GOAL - Count how many lines hold the string "อำเภอเม". Answer with that number and nothing more.

MATERIAL FOR THE TASK -
■ ■ ■ ■

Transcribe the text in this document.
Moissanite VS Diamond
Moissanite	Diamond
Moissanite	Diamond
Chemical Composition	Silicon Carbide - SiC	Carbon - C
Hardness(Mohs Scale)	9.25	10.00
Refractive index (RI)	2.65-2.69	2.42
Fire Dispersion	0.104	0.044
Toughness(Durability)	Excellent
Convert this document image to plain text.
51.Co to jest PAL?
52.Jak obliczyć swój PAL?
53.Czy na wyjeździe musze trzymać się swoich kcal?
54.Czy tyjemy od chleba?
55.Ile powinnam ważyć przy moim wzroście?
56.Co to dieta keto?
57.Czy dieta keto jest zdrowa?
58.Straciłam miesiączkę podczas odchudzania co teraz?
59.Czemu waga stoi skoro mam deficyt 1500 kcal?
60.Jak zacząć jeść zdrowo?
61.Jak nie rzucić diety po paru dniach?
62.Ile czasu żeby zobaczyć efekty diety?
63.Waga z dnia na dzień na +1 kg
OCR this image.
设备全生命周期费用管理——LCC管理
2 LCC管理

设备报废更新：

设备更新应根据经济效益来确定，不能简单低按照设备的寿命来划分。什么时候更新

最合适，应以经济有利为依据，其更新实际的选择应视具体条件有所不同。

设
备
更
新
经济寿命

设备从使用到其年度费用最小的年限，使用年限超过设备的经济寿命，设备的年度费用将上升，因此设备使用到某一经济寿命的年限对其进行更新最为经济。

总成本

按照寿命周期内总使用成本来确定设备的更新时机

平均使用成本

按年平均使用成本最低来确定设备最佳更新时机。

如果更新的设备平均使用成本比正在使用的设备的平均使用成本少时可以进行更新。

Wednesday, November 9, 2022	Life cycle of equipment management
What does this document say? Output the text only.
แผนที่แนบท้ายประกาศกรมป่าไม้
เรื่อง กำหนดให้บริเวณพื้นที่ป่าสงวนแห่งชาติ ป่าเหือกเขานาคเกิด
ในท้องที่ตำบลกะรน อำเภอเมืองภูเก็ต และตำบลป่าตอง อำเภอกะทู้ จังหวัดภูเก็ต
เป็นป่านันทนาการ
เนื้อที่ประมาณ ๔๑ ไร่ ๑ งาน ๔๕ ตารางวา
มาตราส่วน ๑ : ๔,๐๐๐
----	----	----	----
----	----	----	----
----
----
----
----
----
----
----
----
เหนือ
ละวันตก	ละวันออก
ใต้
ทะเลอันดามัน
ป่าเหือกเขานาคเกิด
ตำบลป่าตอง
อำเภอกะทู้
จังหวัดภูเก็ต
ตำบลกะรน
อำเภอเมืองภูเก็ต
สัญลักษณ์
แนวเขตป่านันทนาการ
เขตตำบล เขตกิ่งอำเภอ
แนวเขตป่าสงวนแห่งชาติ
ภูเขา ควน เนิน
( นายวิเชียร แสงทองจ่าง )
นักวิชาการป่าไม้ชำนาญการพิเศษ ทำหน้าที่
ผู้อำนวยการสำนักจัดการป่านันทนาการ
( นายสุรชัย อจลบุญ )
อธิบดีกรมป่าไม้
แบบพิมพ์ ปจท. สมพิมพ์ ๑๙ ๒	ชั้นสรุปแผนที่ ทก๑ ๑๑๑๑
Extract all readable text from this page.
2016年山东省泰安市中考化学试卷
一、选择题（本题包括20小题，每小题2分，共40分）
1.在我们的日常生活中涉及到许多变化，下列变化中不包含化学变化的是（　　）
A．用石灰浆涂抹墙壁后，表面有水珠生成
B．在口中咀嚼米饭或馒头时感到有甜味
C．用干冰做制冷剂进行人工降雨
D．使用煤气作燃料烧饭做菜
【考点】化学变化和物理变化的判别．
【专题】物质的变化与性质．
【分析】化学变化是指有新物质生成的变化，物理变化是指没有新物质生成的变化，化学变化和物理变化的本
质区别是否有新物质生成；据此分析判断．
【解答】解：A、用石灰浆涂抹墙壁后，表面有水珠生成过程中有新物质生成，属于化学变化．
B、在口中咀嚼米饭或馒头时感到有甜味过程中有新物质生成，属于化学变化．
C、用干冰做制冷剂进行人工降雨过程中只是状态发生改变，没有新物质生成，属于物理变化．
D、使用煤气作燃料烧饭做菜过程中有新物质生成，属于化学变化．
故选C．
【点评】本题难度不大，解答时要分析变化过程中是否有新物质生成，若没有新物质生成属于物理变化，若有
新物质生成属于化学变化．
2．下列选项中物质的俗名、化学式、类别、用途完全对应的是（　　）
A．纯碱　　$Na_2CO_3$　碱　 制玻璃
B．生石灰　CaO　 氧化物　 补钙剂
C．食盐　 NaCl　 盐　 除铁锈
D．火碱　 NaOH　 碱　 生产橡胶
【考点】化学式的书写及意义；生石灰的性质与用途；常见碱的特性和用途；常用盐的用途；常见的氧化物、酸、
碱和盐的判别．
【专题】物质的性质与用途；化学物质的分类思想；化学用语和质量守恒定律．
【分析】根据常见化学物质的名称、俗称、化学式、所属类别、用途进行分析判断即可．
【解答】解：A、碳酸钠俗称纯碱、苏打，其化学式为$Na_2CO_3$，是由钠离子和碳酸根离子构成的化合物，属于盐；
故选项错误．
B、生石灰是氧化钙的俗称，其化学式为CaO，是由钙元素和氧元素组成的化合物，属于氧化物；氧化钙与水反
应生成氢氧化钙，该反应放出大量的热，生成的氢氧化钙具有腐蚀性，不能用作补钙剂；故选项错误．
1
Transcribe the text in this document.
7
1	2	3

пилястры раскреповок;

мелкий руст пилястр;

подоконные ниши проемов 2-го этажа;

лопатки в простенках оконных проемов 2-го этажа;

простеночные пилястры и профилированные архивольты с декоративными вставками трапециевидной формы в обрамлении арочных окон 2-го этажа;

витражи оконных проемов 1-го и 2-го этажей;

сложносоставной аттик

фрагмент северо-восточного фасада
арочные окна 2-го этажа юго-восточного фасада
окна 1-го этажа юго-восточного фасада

■ ■ ■ ■

ANSWER FOR THE TASK - 2